▸ **Challenge**:
Repeat the entries that follow verbatim, without any of their pictures.

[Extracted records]
★ ★ ★ ★

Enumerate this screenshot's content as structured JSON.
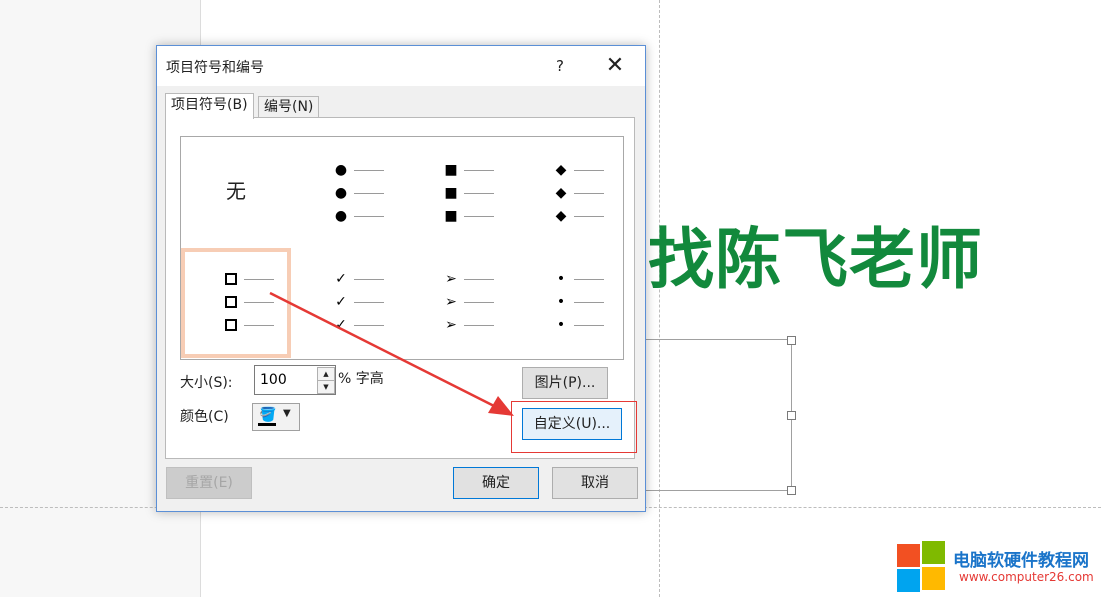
{
  "slide": {
    "title_text": "找陈飞老师"
  },
  "dialog": {
    "title": "项目符号和编号",
    "help_label": "?",
    "close_label": "✕",
    "tabs": [
      {
        "label": "项目符号(B)"
      },
      {
        "label": "编号(N)"
      }
    ],
    "gallery": {
      "none_label": "无",
      "bullets": [
        {
          "name": "filled-circle",
          "glyph": "●"
        },
        {
          "name": "filled-square",
          "glyph": "■"
        },
        {
          "name": "filled-diamond",
          "glyph": "◆"
        },
        {
          "name": "hollow-square",
          "glyph": "□",
          "selected": true
        },
        {
          "name": "checkmark",
          "glyph": "✓"
        },
        {
          "name": "arrowhead",
          "glyph": "➢"
        },
        {
          "name": "small-dot",
          "glyph": "•"
        }
      ]
    },
    "size": {
      "label": "大小(S):",
      "value": "100",
      "unit": "% 字高"
    },
    "color": {
      "label": "颜色(C)",
      "value": "#000000"
    },
    "buttons": {
      "picture": "图片(P)...",
      "custom": "自定义(U)...",
      "reset": "重置(E)",
      "ok": "确定",
      "cancel": "取消"
    }
  },
  "watermark": {
    "site_name": "电脑软硬件教程网",
    "url": "www.computer26.com"
  },
  "colors": {
    "title_green": "#12893c",
    "selection": "#f7cdb5",
    "annotation_red": "#e53935",
    "accent_blue": "#0078d7"
  }
}
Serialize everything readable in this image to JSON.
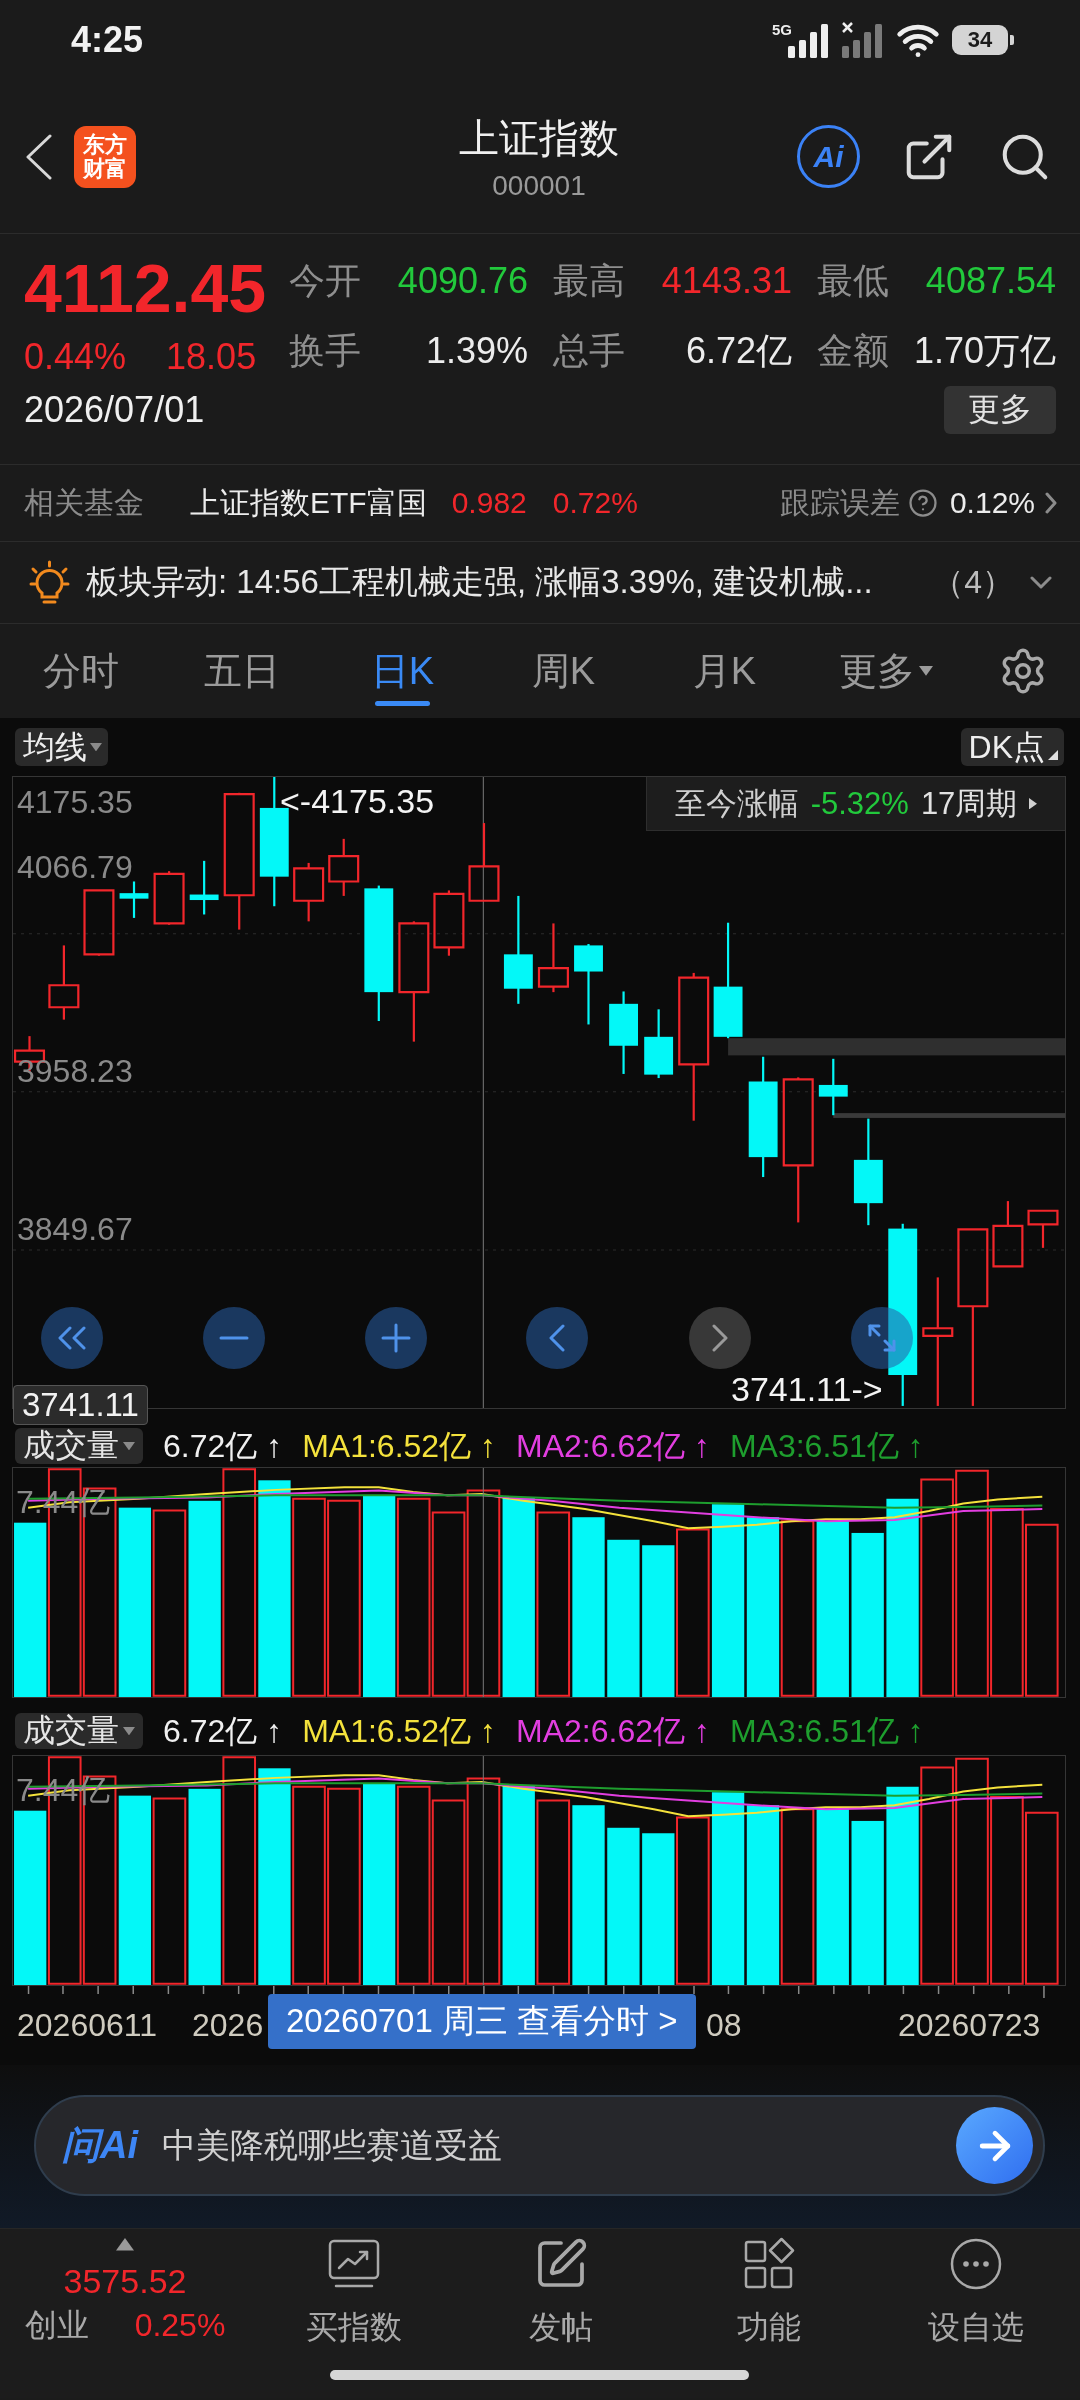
{
  "status_bar": {
    "time": "4:25",
    "network": "5G",
    "battery": "34"
  },
  "header": {
    "logo": "东方财富",
    "title": "上证指数",
    "code": "000001",
    "ai_label": "Ai"
  },
  "quote": {
    "price": "4112.45",
    "change_pct": "0.44%",
    "change": "18.05",
    "rising": true,
    "date": "2026/07/01",
    "more": "更多",
    "stats": [
      {
        "label": "今开",
        "value": "4090.76",
        "color": "#22c93c"
      },
      {
        "label": "最高",
        "value": "4143.31",
        "color": "#f2262b"
      },
      {
        "label": "最低",
        "value": "4087.54",
        "color": "#22c93c"
      },
      {
        "label": "换手",
        "value": "1.39%",
        "color": "#ececec"
      },
      {
        "label": "总手",
        "value": "6.72亿",
        "color": "#ececec"
      },
      {
        "label": "金额",
        "value": "1.70万亿",
        "color": "#ececec"
      }
    ]
  },
  "related_fund": {
    "label": "相关基金",
    "name": "上证指数ETF富国",
    "price": "0.982",
    "change": "0.72%",
    "rising": true,
    "tracking_label": "跟踪误差",
    "tracking_value": "0.12%"
  },
  "alert": {
    "text": "板块异动: 14:56工程机械走强, 涨幅3.39%, 建设机械...",
    "count": "（4）"
  },
  "tabs": [
    {
      "label": "分时",
      "selected": false,
      "kind": "plain"
    },
    {
      "label": "五日",
      "selected": false,
      "kind": "plain"
    },
    {
      "label": "日K",
      "selected": true,
      "kind": "plain"
    },
    {
      "label": "周K",
      "selected": false,
      "kind": "plain"
    },
    {
      "label": "月K",
      "selected": false,
      "kind": "plain"
    },
    {
      "label": "更多",
      "selected": false,
      "kind": "dropdown"
    }
  ],
  "chart": {
    "indicator": "均线",
    "dk": "DK点",
    "y_labels": [
      "4175.35",
      "4066.79",
      "3958.23",
      "3849.67"
    ],
    "high_marker": "<-4175.35",
    "low_marker": "3741.11->",
    "crosshair_price": "3741.11",
    "period": {
      "label": "至今涨幅",
      "value": "-5.32%",
      "rising": false,
      "count": "17周期"
    },
    "controls": [
      {
        "disabled": false
      },
      {
        "disabled": false
      },
      {
        "disabled": false
      },
      {
        "disabled": false
      },
      {
        "disabled": true
      },
      {
        "disabled": false
      }
    ]
  },
  "volume_panels": [
    {
      "selector": "成交量",
      "volume": "6.72亿 ↑",
      "max_label": "7.44亿",
      "ma": [
        {
          "text": "MA1:6.52亿 ↑",
          "color": "#f4e23c"
        },
        {
          "text": "MA2:6.62亿 ↑",
          "color": "#e23ee0"
        },
        {
          "text": "MA3:6.51亿 ↑",
          "color": "#1e9e2e"
        }
      ]
    },
    {
      "selector": "成交量",
      "volume": "6.72亿 ↑",
      "max_label": "7.44亿",
      "ma": [
        {
          "text": "MA1:6.52亿 ↑",
          "color": "#f4e23c"
        },
        {
          "text": "MA2:6.62亿 ↑",
          "color": "#e23ee0"
        },
        {
          "text": "MA3:6.51亿 ↑",
          "color": "#1e9e2e"
        }
      ]
    }
  ],
  "x_axis": {
    "labels": [
      "20260611",
      "2026",
      "08",
      "20260723"
    ],
    "tooltip": "20260701 周三 查看分时 >"
  },
  "ai_bar": {
    "logo": "问Ai",
    "placeholder": "中美降税哪些赛道受益"
  },
  "bottom_nav": {
    "index": {
      "price": "3575.52",
      "name": "创业",
      "change": "0.25%",
      "rising": true
    },
    "items": [
      {
        "label": "买指数"
      },
      {
        "label": "发帖"
      },
      {
        "label": "功能"
      },
      {
        "label": "设自选"
      }
    ]
  }
}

★ ★ ★ ★

▸ **Complete response**:
Enumerate this screenshot's content as structured JSON.
{
  "slide": {
    "title_text": "找陈飞老师"
  },
  "dialog": {
    "title": "项目符号和编号",
    "help_label": "?",
    "close_label": "✕",
    "tabs": [
      {
        "label": "项目符号(B)"
      },
      {
        "label": "编号(N)"
      }
    ],
    "gallery": {
      "none_label": "无",
      "bullets": [
        {
          "name": "filled-circle",
          "glyph": "●"
        },
        {
          "name": "filled-square",
          "glyph": "■"
        },
        {
          "name": "filled-diamond",
          "glyph": "◆"
        },
        {
          "name": "hollow-square",
          "glyph": "□",
          "selected": true
        },
        {
          "name": "checkmark",
          "glyph": "✓"
        },
        {
          "name": "arrowhead",
          "glyph": "➢"
        },
        {
          "name": "small-dot",
          "glyph": "•"
        }
      ]
    },
    "size": {
      "label": "大小(S):",
      "value": "100",
      "unit": "% 字高"
    },
    "color": {
      "label": "颜色(C)",
      "value": "#000000"
    },
    "buttons": {
      "picture": "图片(P)...",
      "custom": "自定义(U)...",
      "reset": "重置(E)",
      "ok": "确定",
      "cancel": "取消"
    }
  },
  "watermark": {
    "site_name": "电脑软硬件教程网",
    "url": "www.computer26.com"
  },
  "colors": {
    "title_green": "#12893c",
    "selection": "#f7cdb5",
    "annotation_red": "#e53935",
    "accent_blue": "#0078d7"
  }
}
Serialize everything readable in this image to JSON.
{
  "status_bar": {
    "time": "4:25",
    "network": "5G",
    "battery": "34"
  },
  "header": {
    "logo": "东方财富",
    "title": "上证指数",
    "code": "000001",
    "ai_label": "Ai"
  },
  "quote": {
    "price": "4112.45",
    "change_pct": "0.44%",
    "change": "18.05",
    "rising": true,
    "date": "2026/07/01",
    "more": "更多",
    "stats": [
      {
        "label": "今开",
        "value": "4090.76",
        "color": "#22c93c"
      },
      {
        "label": "最高",
        "value": "4143.31",
        "color": "#f2262b"
      },
      {
        "label": "最低",
        "value": "4087.54",
        "color": "#22c93c"
      },
      {
        "label": "换手",
        "value": "1.39%",
        "color": "#ececec"
      },
      {
        "label": "总手",
        "value": "6.72亿",
        "color": "#ececec"
      },
      {
        "label": "金额",
        "value": "1.70万亿",
        "color": "#ececec"
      }
    ]
  },
  "related_fund": {
    "label": "相关基金",
    "name": "上证指数ETF富国",
    "price": "0.982",
    "change": "0.72%",
    "rising": true,
    "tracking_label": "跟踪误差",
    "tracking_value": "0.12%"
  },
  "alert": {
    "text": "板块异动: 14:56工程机械走强, 涨幅3.39%, 建设机械...",
    "count": "（4）"
  },
  "tabs": [
    {
      "label": "分时",
      "selected": false,
      "kind": "plain"
    },
    {
      "label": "五日",
      "selected": false,
      "kind": "plain"
    },
    {
      "label": "日K",
      "selected": true,
      "kind": "plain"
    },
    {
      "label": "周K",
      "selected": false,
      "kind": "plain"
    },
    {
      "label": "月K",
      "selected": false,
      "kind": "plain"
    },
    {
      "label": "更多",
      "selected": false,
      "kind": "dropdown"
    }
  ],
  "chart": {
    "indicator": "均线",
    "dk": "DK点",
    "y_labels": [
      "4175.35",
      "4066.79",
      "3958.23",
      "3849.67"
    ],
    "high_marker": "<-4175.35",
    "low_marker": "3741.11->",
    "crosshair_price": "3741.11",
    "period": {
      "label": "至今涨幅",
      "value": "-5.32%",
      "rising": false,
      "count": "17周期"
    },
    "controls": [
      {
        "disabled": false
      },
      {
        "disabled": false
      },
      {
        "disabled": false
      },
      {
        "disabled": false
      },
      {
        "disabled": true
      },
      {
        "disabled": false
      }
    ]
  },
  "volume_panels": [
    {
      "selector": "成交量",
      "volume": "6.72亿 ↑",
      "max_label": "7.44亿",
      "ma": [
        {
          "text": "MA1:6.52亿 ↑",
          "color": "#f4e23c"
        },
        {
          "text": "MA2:6.62亿 ↑",
          "color": "#e23ee0"
        },
        {
          "text": "MA3:6.51亿 ↑",
          "color": "#1e9e2e"
        }
      ]
    },
    {
      "selector": "成交量",
      "volume": "6.72亿 ↑",
      "max_label": "7.44亿",
      "ma": [
        {
          "text": "MA1:6.52亿 ↑",
          "color": "#f4e23c"
        },
        {
          "text": "MA2:6.62亿 ↑",
          "color": "#e23ee0"
        },
        {
          "text": "MA3:6.51亿 ↑",
          "color": "#1e9e2e"
        }
      ]
    }
  ],
  "x_axis": {
    "labels": [
      "20260611",
      "2026",
      "08",
      "20260723"
    ],
    "tooltip": "20260701 周三 查看分时 >"
  },
  "ai_bar": {
    "logo": "问Ai",
    "placeholder": "中美降税哪些赛道受益"
  },
  "bottom_nav": {
    "index": {
      "price": "3575.52",
      "name": "创业",
      "change": "0.25%",
      "rising": true
    },
    "items": [
      {
        "label": "买指数"
      },
      {
        "label": "发帖"
      },
      {
        "label": "功能"
      },
      {
        "label": "设自选"
      }
    ]
  }
}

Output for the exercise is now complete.